◆ STATED TASK: Extract and list every line that contains the word "Clements".

*-*-*

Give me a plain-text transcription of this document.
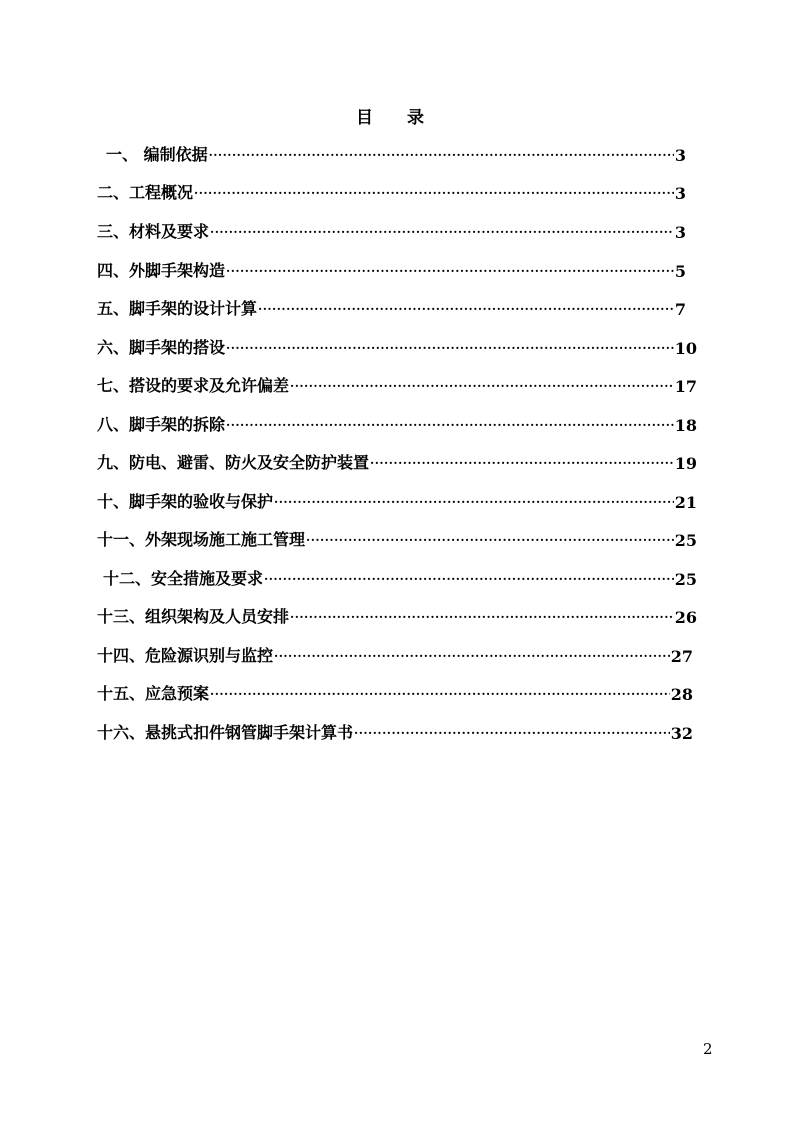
目 录
一、 编制依据 ·····	3
二、工程概况 ·····	3
三、材料及要求 ·····	3
四、外脚手架构造 ·····	5
五、脚手架的设计计算 ·····	7
六、脚手架的搭设 ·····	10
七、搭设的要求及允许偏差 ·····	17
八、脚手架的拆除 ·····	18
九、防电、避雷、防火及安全防护装置 ·····	19
十、脚手架的验收与保护 ·····	21
十一、外架现场施工施工管理 ·····	25
十二、安全措施及要求 ·····	25
十三、组织架构及人员安排 ·····	26
十四、危险源识别与监控 ·····	27
十五、应急预案 ·····	28
十六、悬挑式扣件钢管脚手架计算书 ·····	32
2
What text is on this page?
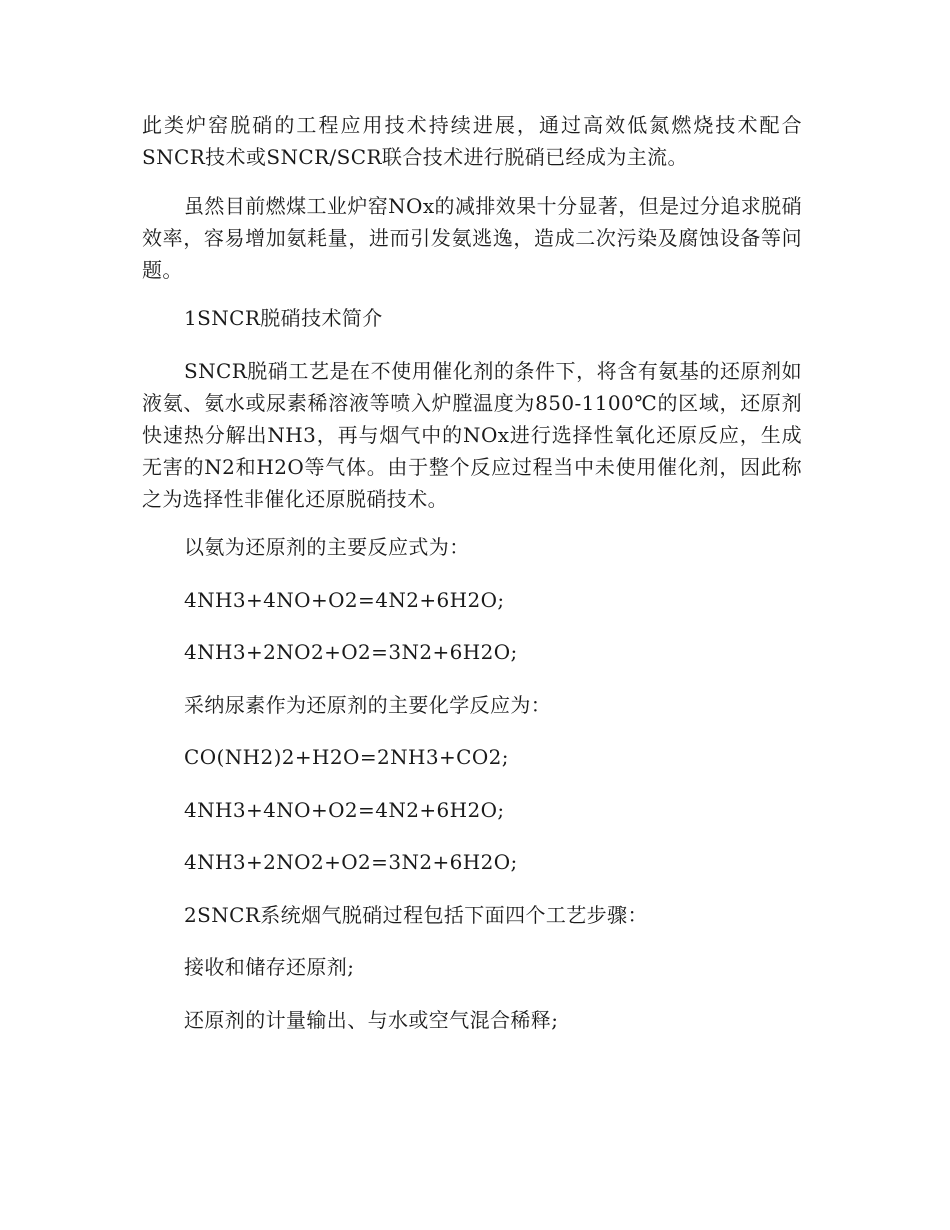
此类炉窑脱硝的工程应用技术持续进展，通过高效低氮燃烧技术配合SNCR技术或SNCR/SCR联合技术进行脱硝已经成为主流。

虽然目前燃煤工业炉窑NOx的减排效果十分显著，但是过分追求脱硝效率，容易增加氨耗量，进而引发氨逃逸，造成二次污染及腐蚀设备等问题。

1SNCR脱硝技术简介

SNCR脱硝工艺是在不使用催化剂的条件下，将含有氨基的还原剂如液氨、氨水或尿素稀溶液等喷入炉膛温度为850-1100℃的区域，还原剂快速热分解出NH3，再与烟气中的NOx进行选择性氧化还原反应，生成无害的N2和H2O等气体。由于整个反应过程当中未使用催化剂，因此称之为选择性非催化还原脱硝技术。

以氨为还原剂的主要反应式为：

4NH3+4NO+O2=4N2+6H2O;

4NH3+2NO2+O2=3N2+6H2O;

采纳尿素作为还原剂的主要化学反应为：

CO(NH2)2+H2O=2NH3+CO2;

4NH3+4NO+O2=4N2+6H2O;

4NH3+2NO2+O2=3N2+6H2O;

2SNCR系统烟气脱硝过程包括下面四个工艺步骤：

接收和储存还原剂;

还原剂的计量输出、与水或空气混合稀释;
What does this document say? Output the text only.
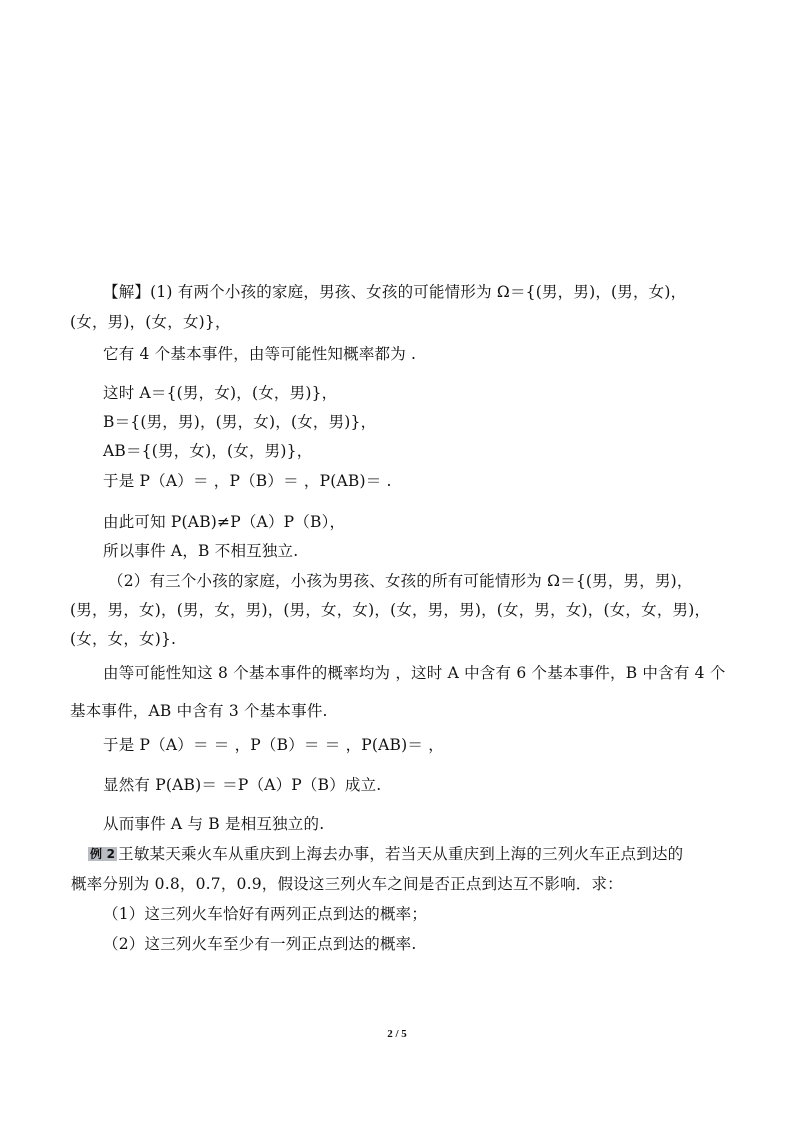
【解】(1) 有两个小孩的家庭，男孩、女孩的可能情形为 Ω＝{(男，男)，(男，女)，
(女，男)，(女，女)}，
它有 4 个基本事件，由等可能性知概率都为 .
这时 A＝{(男，女)，(女，男)}，
B＝{(男，男)，(男，女)，(女，男)}，
AB＝{(男，女)，(女，男)}，
于是 P（A）＝ ，P（B）＝ ，P(AB)＝ .
由此可知 P(AB)≠P（A）P（B），
所以事件 A，B 不相互独立.
（2）有三个小孩的家庭，小孩为男孩、女孩的所有可能情形为 Ω＝{(男，男，男)，
(男，男，女)，(男，女，男)，(男，女，女)，(女，男，男)，(女，男，女)，(女，女，男)，
(女，女，女)}.
由等可能性知这 8 个基本事件的概率均为 ，这时 A 中含有 6 个基本事件，B 中含有 4 个
基本事件，AB 中含有 3 个基本事件.
于是 P（A）＝ ＝ ，P（B）＝ ＝ ，P(AB)＝ ，
显然有 P(AB)＝ ＝P（A）P（B）成立.
从而事件 A 与 B 是相互独立的.
例 2 王敏某天乘火车从重庆到上海去办事，若当天从重庆到上海的三列火车正点到达的
概率分别为 0.8，0.7，0.9，假设这三列火车之间是否正点到达互不影响．求：
（1）这三列火车恰好有两列正点到达的概率；
（2）这三列火车至少有一列正点到达的概率.
2 / 5
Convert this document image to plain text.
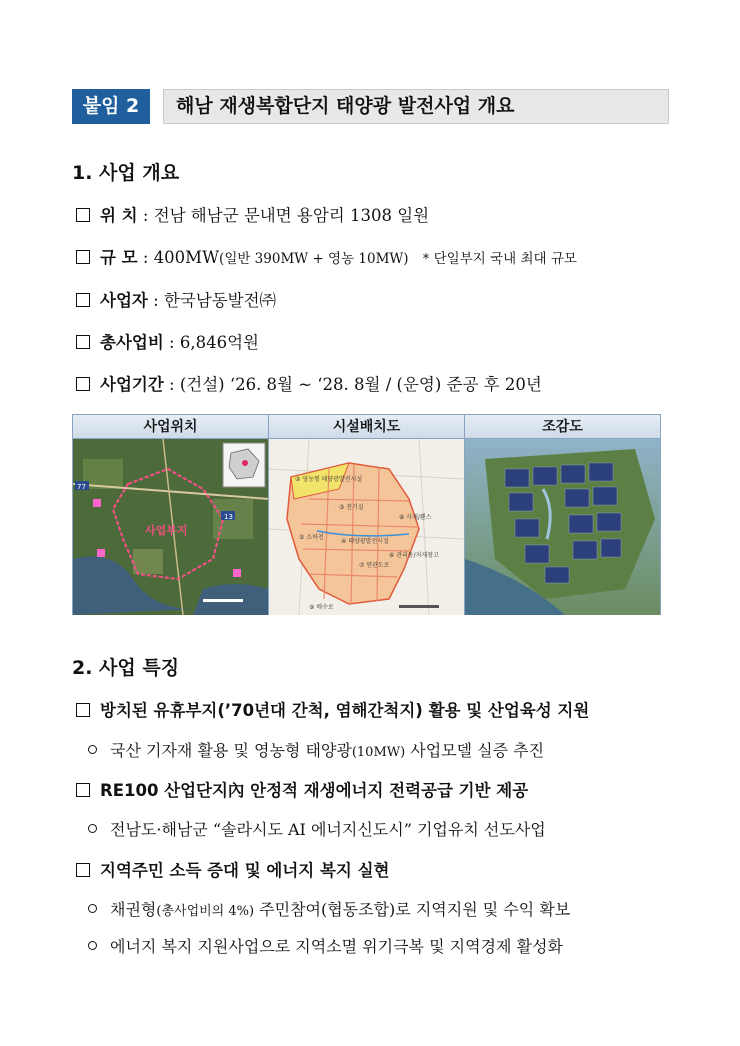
붙임 2	해남 재생복합단지 태양광 발전사업 개요
1. 사업 개요
위 치 : 전남 해남군 문내면 용암리 1308 일원
규 모 : 400MW(일반 390MW + 영농 10MW) * 단일부지 국내 최대 규모
사업자 : 한국남동발전㈜
총사업비 : 6,846억원
사업기간 : (건설) ‘26. 8월 ~ ‘28. 8월 / (운영) 준공 후 20년
사업위치	시설배치도	조감도
사업부지
77
13
② 영농형 태양광발전시설
③ 전기실
④ 태양광발전시설
⑤ 소하천
⑥ 관리동/자재창고
⑦ 연관도로
⑧ 사재/휀스
⑨ 배수로
2. 사업 특징
방치된 유휴부지(’70년대 간척, 염해간척지) 활용 및 산업육성 지원
국산 기자재 활용 및 영농형 태양광(10MW) 사업모델 실증 추진
RE100 산업단지內 안정적 재생에너지 전력공급 기반 제공
전남도·해남군 “솔라시도 AI 에너지신도시” 기업유치 선도사업
지역주민 소득 증대 및 에너지 복지 실현
채권형(총사업비의 4%) 주민참여(협동조합)로 지역지원 및 수익 확보
에너지 복지 지원사업으로 지역소멸 위기극복 및 지역경제 활성화
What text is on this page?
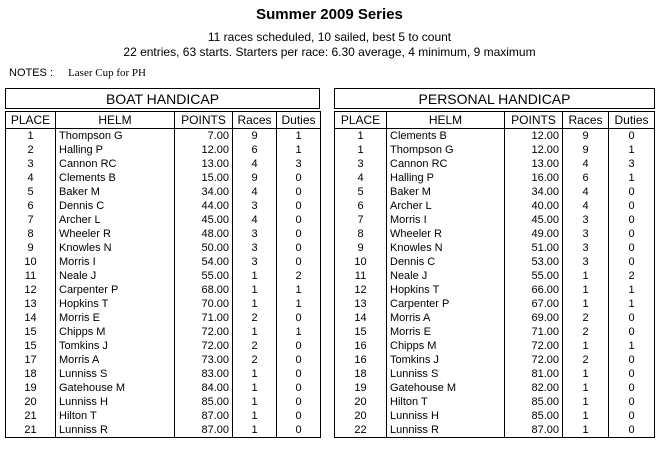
Summer 2009 Series
11 races scheduled, 10 sailed, best 5 to count
22 entries, 63 starts. Starters per race: 6.30 average, 4 minimum, 9 maximum
NOTES : Laser Cup for PH
BOAT HANDICAP	PERSONAL HANDICAP
PLACE	HELM	POINTS	Races	Duties
1	Thompson G	7.00	9	1
2	Halling P	12.00	6	1
3	Cannon RC	13.00	4	3
4	Clements B	15.00	9	0
5	Baker M	34.00	4	0
6	Dennis C	44.00	3	0
7	Archer L	45.00	4	0
8	Wheeler R	48.00	3	0
9	Knowles N	50.00	3	0
10	Morris I	54.00	3	0
11	Neale J	55.00	1	2
12	Carpenter P	68.00	1	1
13	Hopkins T	70.00	1	1
14	Morris E	71.00	2	0
15	Chipps M	72.00	1	1
15	Tomkins J	72.00	2	0
17	Morris A	73.00	2	0
18	Lunniss S	83.00	1	0
19	Gatehouse M	84.00	1	0
20	Lunniss H	85.00	1	0
21	Hilton T	87.00	1	0
21	Lunniss R	87.00	1	0
PLACE	HELM	POINTS	Races	Duties
1	Clements B	12.00	9	0
1	Thompson G	12.00	9	1
3	Cannon RC	13.00	4	3
4	Halling P	16.00	6	1
5	Baker M	34.00	4	0
6	Archer L	40.00	4	0
7	Morris I	45.00	3	0
8	Wheeler R	49.00	3	0
9	Knowles N	51.00	3	0
10	Dennis C	53.00	3	0
11	Neale J	55.00	1	2
12	Hopkins T	66.00	1	1
13	Carpenter P	67.00	1	1
14	Morris A	69.00	2	0
15	Morris E	71.00	2	0
16	Chipps M	72.00	1	1
16	Tomkins J	72.00	2	0
18	Lunniss S	81.00	1	0
19	Gatehouse M	82.00	1	0
20	Hilton T	85.00	1	0
20	Lunniss H	85.00	1	0
22	Lunniss R	87.00	1	0
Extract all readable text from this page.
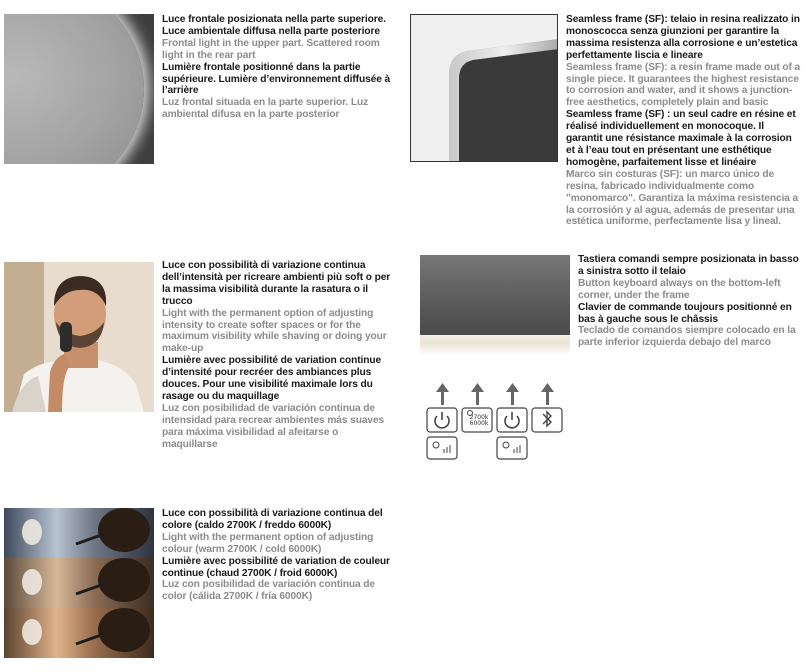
Luce frontale posizionata nella parte superiore. Luce ambientale diffusa nella parte posteriore

Frontal light in the upper part. Scattered room light in the rear part

Lumière frontale positionné dans la partie supérieure. Lumière d’environnement diffusée à l’arrière

Luz frontal situada en la parte superior. Luz ambiental difusa en la parte posterior

Seamless frame (SF): telaio in resina realizzato in monoscocca senza giunzioni per garantire la massima resistenza alla corrosione e un’estetica perfettamente liscia e lineare

Seamless frame (SF): a resin frame made out of a single piece. It guarantees the highest resistance to corrosion and water, and it shows a junction-free aesthetics, completely plain and basic

Seamless frame (SF) : un seul cadre en résine et réalisé individuellement en monocoque. Il garantit une résistance maximale à la corrosion et à l’eau tout en présentant une esthétique homogène, parfaitement lisse et linéaire

Marco sin costuras (SF): un marco único de resina, fabricado individualmente como "monomarco". Garantiza la máxima resistencia a la corrosión y al agua, además de presentar una estética uniforme, perfectamente lisa y lineal.

Luce con possibilità di variazione continua dell’intensità per ricreare ambienti più soft o per la massima visibilità durante la rasatura o il trucco

Light with the permanent option of adjusting intensity to create softer spaces or for the maximum visibility while shaving or doing your make-up

Lumière avec possibilité de variation continue d’intensité pour recréer des ambiances plus douces. Pour une visibilité maximale lors du rasage ou du maquillage

Luz con posibilidad de variación continua de intensidad para recrear ambientes más suaves para máxima visibilidad al afeitarse o maquillarse

2700k
6000k

Tastiera comandi sempre posizionata in basso a sinistra sotto il telaio

Button keyboard always on the bottom-left corner, under the frame

Clavier de commande toujours positionné en bas à gauche sous le châssis

Teclado de comandos siempre colocado en la parte inferior izquierda debajo del marco

Luce con possibilità di variazione continua del colore (caldo 2700K / freddo 6000K)

Light with the permanent option of adjusting colour (warm 2700K / cold 6000K)

Lumière avec possibilité de variation de couleur continue (chaud 2700K / froid 6000K)

Luz con posibilidad de variación continua de color (cálida 2700K / fría 6000K)
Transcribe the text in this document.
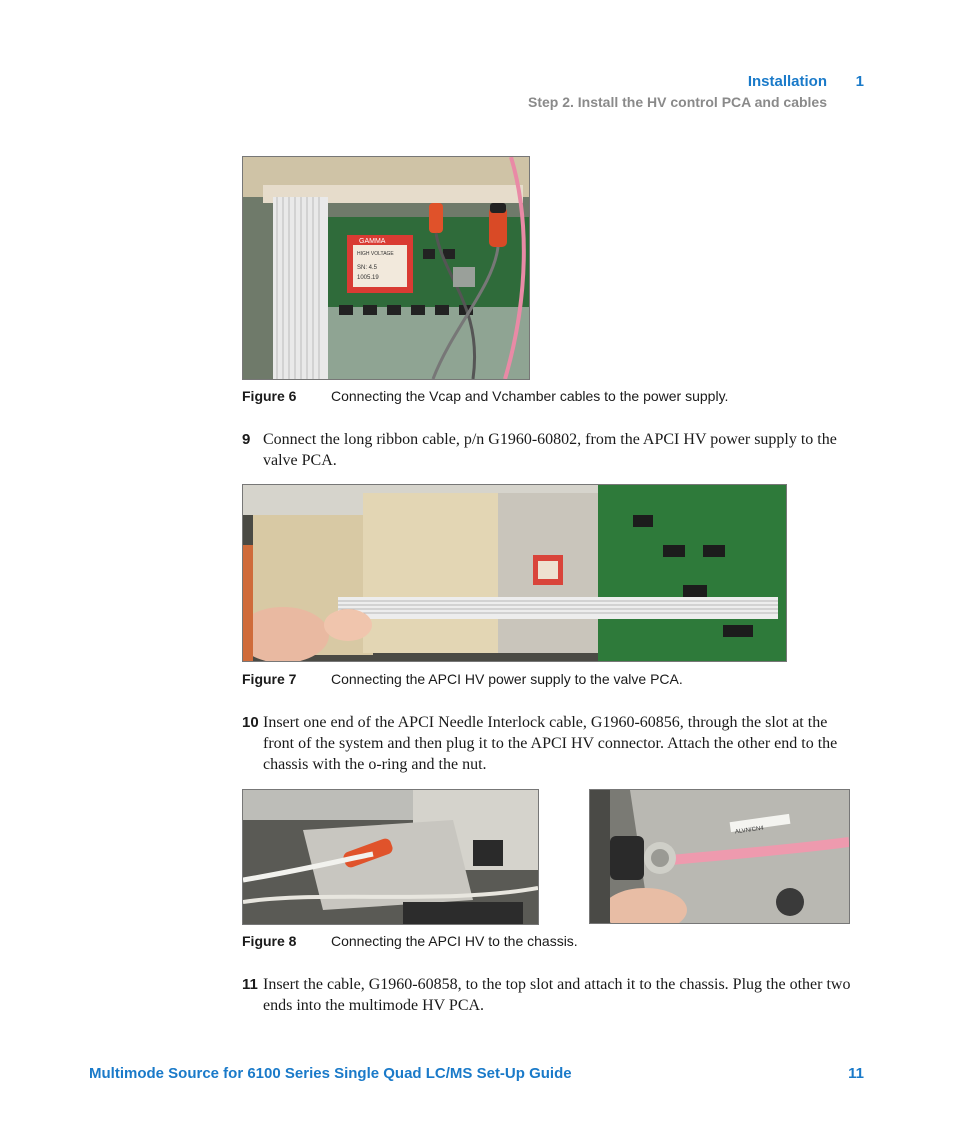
Installation	1
Step 2. Install the HV control PCA and cables
GAMMA
HIGH VOLTAGE
SN: 4.5
1005.19
Figure 6 Connecting the Vcap and Vchamber cables to the power supply.
9 Connect the long ribbon cable, p/n G1960-60802, from the APCI HV power supply to the valve PCA.
Figure 7 Connecting the APCI HV power supply to the valve PCA.
10 Insert one end of the APCI Needle Interlock cable, G1960-60856, through the slot at the front of the system and then plug it to the APCI HV connector. Attach the other end to the chassis with the o-ring and the nut.
ALVN/CN4
Figure 8 Connecting the APCI HV to the chassis.
11 Insert the cable, G1960-60858, to the top slot and attach it to the chassis. Plug the other two ends into the multimode HV PCA.
Multimode Source for 6100 Series Single Quad LC/MS Set-Up Guide	11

*-*-*

◆ ANSWER FOR THIS EXERCISE:
4	Clements B	15.00	9	0
1	Clements B	12.00	9	0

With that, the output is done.